____ TASK INPUT

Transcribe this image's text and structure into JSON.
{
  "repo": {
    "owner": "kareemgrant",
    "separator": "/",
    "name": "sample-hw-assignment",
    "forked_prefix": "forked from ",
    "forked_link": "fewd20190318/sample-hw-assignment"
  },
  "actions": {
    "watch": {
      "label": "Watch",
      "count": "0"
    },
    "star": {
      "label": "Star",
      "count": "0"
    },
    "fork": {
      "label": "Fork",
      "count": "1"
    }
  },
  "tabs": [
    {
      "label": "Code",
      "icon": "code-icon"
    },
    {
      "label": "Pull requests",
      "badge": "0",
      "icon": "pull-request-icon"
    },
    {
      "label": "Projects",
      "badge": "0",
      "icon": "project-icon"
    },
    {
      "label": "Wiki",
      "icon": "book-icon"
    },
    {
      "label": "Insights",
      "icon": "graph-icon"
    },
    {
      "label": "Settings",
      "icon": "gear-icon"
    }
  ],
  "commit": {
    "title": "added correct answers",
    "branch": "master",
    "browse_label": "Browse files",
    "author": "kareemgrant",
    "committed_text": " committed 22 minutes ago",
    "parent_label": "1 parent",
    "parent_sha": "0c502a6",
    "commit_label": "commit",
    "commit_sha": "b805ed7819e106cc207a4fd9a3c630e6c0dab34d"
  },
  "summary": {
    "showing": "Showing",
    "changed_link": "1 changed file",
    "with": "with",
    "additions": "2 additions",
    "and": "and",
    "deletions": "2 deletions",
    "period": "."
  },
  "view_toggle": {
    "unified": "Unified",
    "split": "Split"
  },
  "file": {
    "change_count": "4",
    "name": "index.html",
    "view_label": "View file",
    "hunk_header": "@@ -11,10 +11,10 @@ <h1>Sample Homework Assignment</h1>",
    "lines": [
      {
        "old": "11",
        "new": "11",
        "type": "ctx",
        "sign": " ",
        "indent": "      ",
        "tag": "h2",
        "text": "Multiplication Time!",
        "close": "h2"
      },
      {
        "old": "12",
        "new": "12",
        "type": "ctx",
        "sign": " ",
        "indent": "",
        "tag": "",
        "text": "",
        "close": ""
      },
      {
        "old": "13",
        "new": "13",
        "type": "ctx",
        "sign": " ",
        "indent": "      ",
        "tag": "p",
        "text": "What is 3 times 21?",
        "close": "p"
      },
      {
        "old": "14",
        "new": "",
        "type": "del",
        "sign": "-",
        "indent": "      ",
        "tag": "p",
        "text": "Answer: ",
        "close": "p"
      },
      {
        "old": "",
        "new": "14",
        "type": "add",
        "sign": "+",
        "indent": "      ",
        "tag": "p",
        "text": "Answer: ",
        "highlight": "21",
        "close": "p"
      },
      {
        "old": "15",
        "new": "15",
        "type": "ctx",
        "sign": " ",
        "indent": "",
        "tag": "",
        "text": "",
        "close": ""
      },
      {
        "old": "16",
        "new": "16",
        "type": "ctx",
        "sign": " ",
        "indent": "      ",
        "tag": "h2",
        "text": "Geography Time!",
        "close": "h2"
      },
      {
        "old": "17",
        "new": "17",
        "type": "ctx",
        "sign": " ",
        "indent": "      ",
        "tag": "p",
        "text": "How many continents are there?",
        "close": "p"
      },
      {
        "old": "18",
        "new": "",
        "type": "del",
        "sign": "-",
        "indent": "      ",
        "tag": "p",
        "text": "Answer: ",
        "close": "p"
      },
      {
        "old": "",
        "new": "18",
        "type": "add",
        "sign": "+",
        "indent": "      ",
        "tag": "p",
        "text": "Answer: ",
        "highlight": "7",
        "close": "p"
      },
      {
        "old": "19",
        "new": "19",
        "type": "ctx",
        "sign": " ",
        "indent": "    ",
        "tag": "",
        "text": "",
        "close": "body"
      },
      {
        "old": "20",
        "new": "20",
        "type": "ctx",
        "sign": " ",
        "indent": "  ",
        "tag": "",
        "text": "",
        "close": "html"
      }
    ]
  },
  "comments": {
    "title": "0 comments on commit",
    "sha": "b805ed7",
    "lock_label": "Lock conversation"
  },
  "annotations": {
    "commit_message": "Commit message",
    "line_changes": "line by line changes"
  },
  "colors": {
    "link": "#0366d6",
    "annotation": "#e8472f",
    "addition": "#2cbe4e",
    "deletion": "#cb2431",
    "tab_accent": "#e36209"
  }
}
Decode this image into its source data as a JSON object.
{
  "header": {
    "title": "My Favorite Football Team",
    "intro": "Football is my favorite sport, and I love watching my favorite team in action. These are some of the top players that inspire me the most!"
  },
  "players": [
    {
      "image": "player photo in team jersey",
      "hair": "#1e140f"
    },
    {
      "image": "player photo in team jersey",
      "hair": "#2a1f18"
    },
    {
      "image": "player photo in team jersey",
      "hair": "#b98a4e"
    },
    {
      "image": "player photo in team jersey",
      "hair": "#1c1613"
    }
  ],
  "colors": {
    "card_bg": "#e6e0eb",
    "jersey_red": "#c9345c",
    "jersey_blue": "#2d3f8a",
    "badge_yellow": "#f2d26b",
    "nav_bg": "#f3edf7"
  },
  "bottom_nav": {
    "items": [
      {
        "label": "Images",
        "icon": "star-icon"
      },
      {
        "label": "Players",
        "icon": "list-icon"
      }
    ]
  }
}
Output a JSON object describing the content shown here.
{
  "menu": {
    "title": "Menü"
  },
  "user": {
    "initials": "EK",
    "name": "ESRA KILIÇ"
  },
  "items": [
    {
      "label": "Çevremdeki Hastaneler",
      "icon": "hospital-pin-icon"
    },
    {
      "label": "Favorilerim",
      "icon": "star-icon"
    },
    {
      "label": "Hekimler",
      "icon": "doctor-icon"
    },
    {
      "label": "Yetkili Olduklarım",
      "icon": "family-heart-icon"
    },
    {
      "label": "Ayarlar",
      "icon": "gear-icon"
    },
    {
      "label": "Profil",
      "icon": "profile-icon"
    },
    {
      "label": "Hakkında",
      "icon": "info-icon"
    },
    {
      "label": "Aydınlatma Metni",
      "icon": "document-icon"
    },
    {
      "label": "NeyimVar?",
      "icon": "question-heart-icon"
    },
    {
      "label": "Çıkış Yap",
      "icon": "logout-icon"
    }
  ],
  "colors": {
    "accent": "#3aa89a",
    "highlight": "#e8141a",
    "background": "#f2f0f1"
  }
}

________

> _EXERCISE_: Produce an exact copy of the whole listing.

> _EXERCISE RESULT_:
Transcribe this image's text and structure into JSON.
{
  "repo": {
    "owner": "kareemgrant",
    "separator": "/",
    "name": "sample-hw-assignment",
    "forked_prefix": "forked from ",
    "forked_link": "fewd20190318/sample-hw-assignment"
  },
  "actions": {
    "watch": {
      "label": "Watch",
      "count": "0"
    },
    "star": {
      "label": "Star",
      "count": "0"
    },
    "fork": {
      "label": "Fork",
      "count": "1"
    }
  },
  "tabs": [
    {
      "label": "Code",
      "icon": "code-icon"
    },
    {
      "label": "Pull requests",
      "badge": "0",
      "icon": "pull-request-icon"
    },
    {
      "label": "Projects",
      "badge": "0",
      "icon": "project-icon"
    },
    {
      "label": "Wiki",
      "icon": "book-icon"
    },
    {
      "label": "Insights",
      "icon": "graph-icon"
    },
    {
      "label": "Settings",
      "icon": "gear-icon"
    }
  ],
  "commit": {
    "title": "added correct answers",
    "branch": "master",
    "browse_label": "Browse files",
    "author": "kareemgrant",
    "committed_text": " committed 22 minutes ago",
    "parent_label": "1 parent",
    "parent_sha": "0c502a6",
    "commit_label": "commit",
    "commit_sha": "b805ed7819e106cc207a4fd9a3c630e6c0dab34d"
  },
  "summary": {
    "showing": "Showing",
    "changed_link": "1 changed file",
    "with": "with",
    "additions": "2 additions",
    "and": "and",
    "deletions": "2 deletions",
    "period": "."
  },
  "view_toggle": {
    "unified": "Unified",
    "split": "Split"
  },
  "file": {
    "change_count": "4",
    "name": "index.html",
    "view_label": "View file",
    "hunk_header": "@@ -11,10 +11,10 @@ <h1>Sample Homework Assignment</h1>",
    "lines": [
      {
        "old": "11",
        "new": "11",
        "type": "ctx",
        "sign": " ",
        "indent": "      ",
        "tag": "h2",
        "text": "Multiplication Time!",
        "close": "h2"
      },
      {
        "old": "12",
        "new": "12",
        "type": "ctx",
        "sign": " ",
        "indent": "",
        "tag": "",
        "text": "",
        "close": ""
      },
      {
        "old": "13",
        "new": "13",
        "type": "ctx",
        "sign": " ",
        "indent": "      ",
        "tag": "p",
        "text": "What is 3 times 21?",
        "close": "p"
      },
      {
        "old": "14",
        "new": "",
        "type": "del",
        "sign": "-",
        "indent": "      ",
        "tag": "p",
        "text": "Answer: ",
        "close": "p"
      },
      {
        "old": "",
        "new": "14",
        "type": "add",
        "sign": "+",
        "indent": "      ",
        "tag": "p",
        "text": "Answer: ",
        "highlight": "21",
        "close": "p"
      },
      {
        "old": "15",
        "new": "15",
        "type": "ctx",
        "sign": " ",
        "indent": "",
        "tag": "",
        "text": "",
        "close": ""
      },
      {
        "old": "16",
        "new": "16",
        "type": "ctx",
        "sign": " ",
        "indent": "      ",
        "tag": "h2",
        "text": "Geography Time!",
        "close": "h2"
      },
      {
        "old": "17",
        "new": "17",
        "type": "ctx",
        "sign": " ",
        "indent": "      ",
        "tag": "p",
        "text": "How many continents are there?",
        "close": "p"
      },
      {
        "old": "18",
        "new": "",
        "type": "del",
        "sign": "-",
        "indent": "      ",
        "tag": "p",
        "text": "Answer: ",
        "close": "p"
      },
      {
        "old": "",
        "new": "18",
        "type": "add",
        "sign": "+",
        "indent": "      ",
        "tag": "p",
        "text": "Answer: ",
        "highlight": "7",
        "close": "p"
      },
      {
        "old": "19",
        "new": "19",
        "type": "ctx",
        "sign": " ",
        "indent": "    ",
        "tag": "",
        "text": "",
        "close": "body"
      },
      {
        "old": "20",
        "new": "20",
        "type": "ctx",
        "sign": " ",
        "indent": "  ",
        "tag": "",
        "text": "",
        "close": "html"
      }
    ]
  },
  "comments": {
    "title": "0 comments on commit",
    "sha": "b805ed7",
    "lock_label": "Lock conversation"
  },
  "annotations": {
    "commit_message": "Commit message",
    "line_changes": "line by line changes"
  },
  "colors": {
    "link": "#0366d6",
    "annotation": "#e8472f",
    "addition": "#2cbe4e",
    "deletion": "#cb2431",
    "tab_accent": "#e36209"
  }
}
Decode this image into its source data as a JSON object.
{
  "header": {
    "title": "My Favorite Football Team",
    "intro": "Football is my favorite sport, and I love watching my favorite team in action. These are some of the top players that inspire me the most!"
  },
  "players": [
    {
      "image": "player photo in team jersey",
      "hair": "#1e140f"
    },
    {
      "image": "player photo in team jersey",
      "hair": "#2a1f18"
    },
    {
      "image": "player photo in team jersey",
      "hair": "#b98a4e"
    },
    {
      "image": "player photo in team jersey",
      "hair": "#1c1613"
    }
  ],
  "colors": {
    "card_bg": "#e6e0eb",
    "jersey_red": "#c9345c",
    "jersey_blue": "#2d3f8a",
    "badge_yellow": "#f2d26b",
    "nav_bg": "#f3edf7"
  },
  "bottom_nav": {
    "items": [
      {
        "label": "Images",
        "icon": "star-icon"
      },
      {
        "label": "Players",
        "icon": "list-icon"
      }
    ]
  }
}
Output a JSON object describing the content shown here.
{
  "menu": {
    "title": "Menü"
  },
  "user": {
    "initials": "EK",
    "name": "ESRA KILIÇ"
  },
  "items": [
    {
      "label": "Çevremdeki Hastaneler",
      "icon": "hospital-pin-icon"
    },
    {
      "label": "Favorilerim",
      "icon": "star-icon"
    },
    {
      "label": "Hekimler",
      "icon": "doctor-icon"
    },
    {
      "label": "Yetkili Olduklarım",
      "icon": "family-heart-icon"
    },
    {
      "label": "Ayarlar",
      "icon": "gear-icon"
    },
    {
      "label": "Profil",
      "icon": "profile-icon"
    },
    {
      "label": "Hakkında",
      "icon": "info-icon"
    },
    {
      "label": "Aydınlatma Metni",
      "icon": "document-icon"
    },
    {
      "label": "NeyimVar?",
      "icon": "question-heart-icon"
    },
    {
      "label": "Çıkış Yap",
      "icon": "logout-icon"
    }
  ],
  "colors": {
    "accent": "#3aa89a",
    "highlight": "#e8141a",
    "background": "#f2f0f1"
  }
}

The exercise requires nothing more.